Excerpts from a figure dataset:
^^^^^^^^

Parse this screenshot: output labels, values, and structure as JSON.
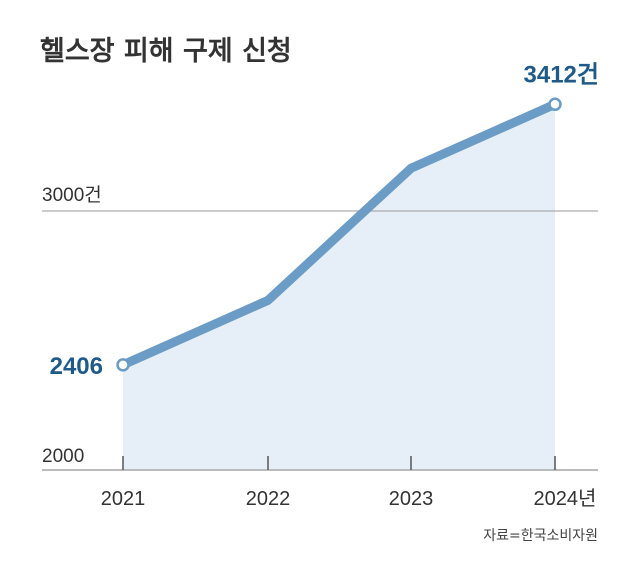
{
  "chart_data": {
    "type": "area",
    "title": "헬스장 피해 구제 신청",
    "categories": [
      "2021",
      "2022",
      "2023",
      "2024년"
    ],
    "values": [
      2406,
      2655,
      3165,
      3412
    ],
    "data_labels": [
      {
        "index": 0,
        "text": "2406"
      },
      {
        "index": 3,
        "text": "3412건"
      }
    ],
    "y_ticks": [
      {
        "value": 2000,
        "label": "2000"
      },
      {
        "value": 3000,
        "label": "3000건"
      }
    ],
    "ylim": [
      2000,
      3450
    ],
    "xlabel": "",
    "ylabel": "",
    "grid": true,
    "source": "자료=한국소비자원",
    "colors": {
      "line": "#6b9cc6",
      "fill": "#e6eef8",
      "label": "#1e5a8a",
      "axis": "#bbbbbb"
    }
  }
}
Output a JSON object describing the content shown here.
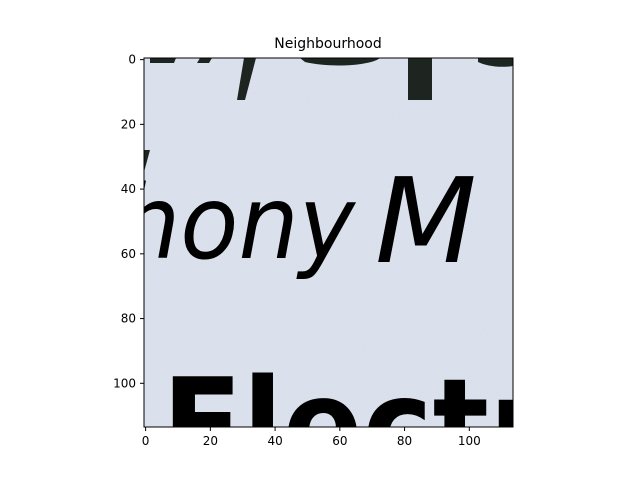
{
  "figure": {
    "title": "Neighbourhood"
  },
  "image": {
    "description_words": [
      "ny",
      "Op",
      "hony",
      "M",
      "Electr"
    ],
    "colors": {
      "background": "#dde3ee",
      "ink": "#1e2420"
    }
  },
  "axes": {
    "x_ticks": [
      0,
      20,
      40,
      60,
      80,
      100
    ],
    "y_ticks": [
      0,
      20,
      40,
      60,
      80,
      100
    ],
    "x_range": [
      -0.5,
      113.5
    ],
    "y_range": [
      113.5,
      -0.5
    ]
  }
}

^^^^^^^^

◆ What you should do: Working from the lines above, reproduce the material exactly and exclude its pictures.

◆ Result:
Parse this screenshot: output labels, values, and structure as JSON.
{
  "chart_data": {
    "type": "area",
    "title": "헬스장 피해 구제 신청",
    "categories": [
      "2021",
      "2022",
      "2023",
      "2024년"
    ],
    "values": [
      2406,
      2655,
      3165,
      3412
    ],
    "data_labels": [
      {
        "index": 0,
        "text": "2406"
      },
      {
        "index": 3,
        "text": "3412건"
      }
    ],
    "y_ticks": [
      {
        "value": 2000,
        "label": "2000"
      },
      {
        "value": 3000,
        "label": "3000건"
      }
    ],
    "ylim": [
      2000,
      3450
    ],
    "xlabel": "",
    "ylabel": "",
    "grid": true,
    "source": "자료=한국소비자원",
    "colors": {
      "line": "#6b9cc6",
      "fill": "#e6eef8",
      "label": "#1e5a8a",
      "axis": "#bbbbbb"
    }
  }
}
Output a JSON object describing the content shown here.
{
  "figure": {
    "title": "Neighbourhood"
  },
  "image": {
    "description_words": [
      "ny",
      "Op",
      "hony",
      "M",
      "Electr"
    ],
    "colors": {
      "background": "#dde3ee",
      "ink": "#1e2420"
    }
  },
  "axes": {
    "x_ticks": [
      0,
      20,
      40,
      60,
      80,
      100
    ],
    "y_ticks": [
      0,
      20,
      40,
      60,
      80,
      100
    ],
    "x_range": [
      -0.5,
      113.5
    ],
    "y_range": [
      113.5,
      -0.5
    ]
  }
}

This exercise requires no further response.